▶ **Available data**
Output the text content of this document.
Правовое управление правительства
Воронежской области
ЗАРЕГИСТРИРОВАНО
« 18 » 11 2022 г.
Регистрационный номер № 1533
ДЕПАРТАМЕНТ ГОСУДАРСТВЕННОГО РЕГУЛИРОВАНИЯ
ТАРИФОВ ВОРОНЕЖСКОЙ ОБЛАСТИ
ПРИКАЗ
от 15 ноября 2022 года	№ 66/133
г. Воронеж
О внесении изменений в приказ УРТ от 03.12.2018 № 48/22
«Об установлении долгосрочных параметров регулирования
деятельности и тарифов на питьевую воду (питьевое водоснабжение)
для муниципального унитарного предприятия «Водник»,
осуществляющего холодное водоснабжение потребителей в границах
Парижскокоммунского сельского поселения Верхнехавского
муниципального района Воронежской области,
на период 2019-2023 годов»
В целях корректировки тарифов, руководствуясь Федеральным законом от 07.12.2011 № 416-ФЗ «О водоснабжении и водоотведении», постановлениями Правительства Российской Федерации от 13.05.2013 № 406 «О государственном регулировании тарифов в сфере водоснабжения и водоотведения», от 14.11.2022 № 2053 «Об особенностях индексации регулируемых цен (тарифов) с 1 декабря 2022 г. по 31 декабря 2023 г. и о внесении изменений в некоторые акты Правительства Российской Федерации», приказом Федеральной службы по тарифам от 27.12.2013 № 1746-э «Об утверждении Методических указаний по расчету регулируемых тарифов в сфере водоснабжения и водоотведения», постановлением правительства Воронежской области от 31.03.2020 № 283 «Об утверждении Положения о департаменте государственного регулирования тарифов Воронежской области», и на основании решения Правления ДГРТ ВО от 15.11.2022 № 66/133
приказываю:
==
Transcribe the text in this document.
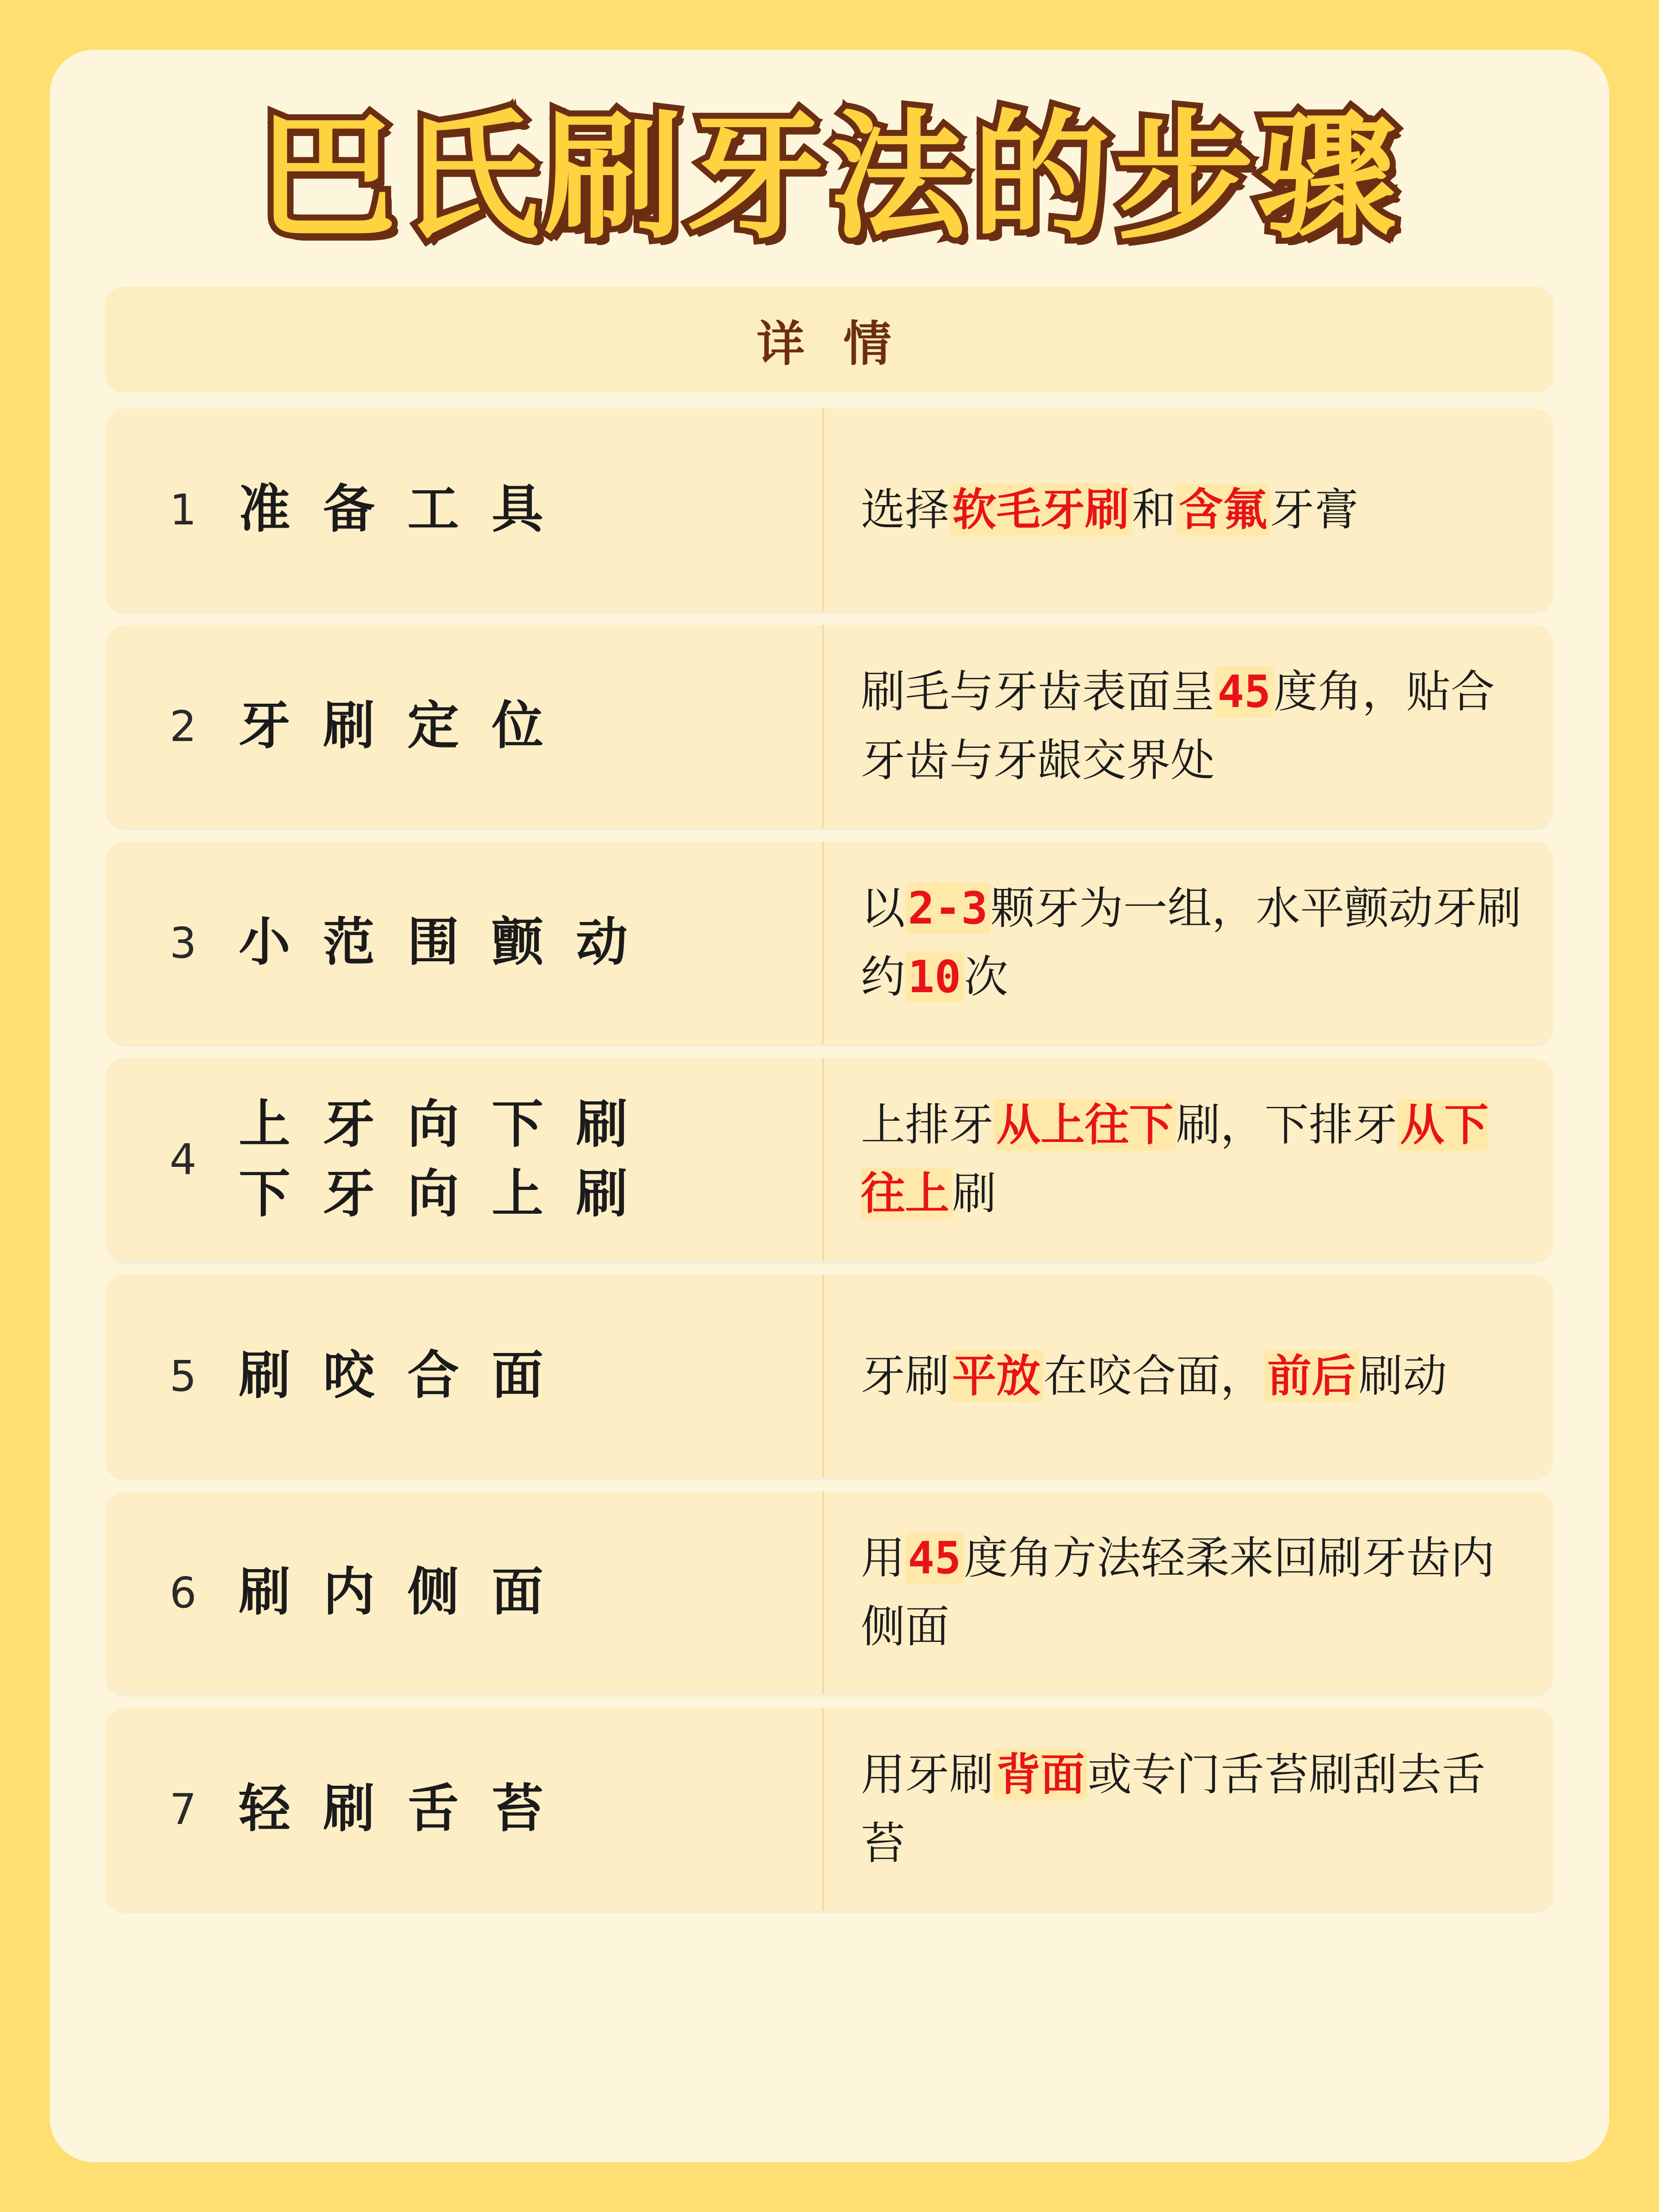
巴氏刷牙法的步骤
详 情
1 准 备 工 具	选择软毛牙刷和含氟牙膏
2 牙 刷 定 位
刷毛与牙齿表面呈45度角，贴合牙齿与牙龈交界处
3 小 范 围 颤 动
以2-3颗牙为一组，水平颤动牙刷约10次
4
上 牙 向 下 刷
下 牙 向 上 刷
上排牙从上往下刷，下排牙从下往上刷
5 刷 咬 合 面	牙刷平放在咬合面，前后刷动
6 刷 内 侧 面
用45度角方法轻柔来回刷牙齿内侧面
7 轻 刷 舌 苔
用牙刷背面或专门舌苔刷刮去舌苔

▶ **Exercise**
Scan the lines for the string "this". Copy out each line that matches.

▶ **Result below**
Output the text content of this document.
Transcribe the text in this document.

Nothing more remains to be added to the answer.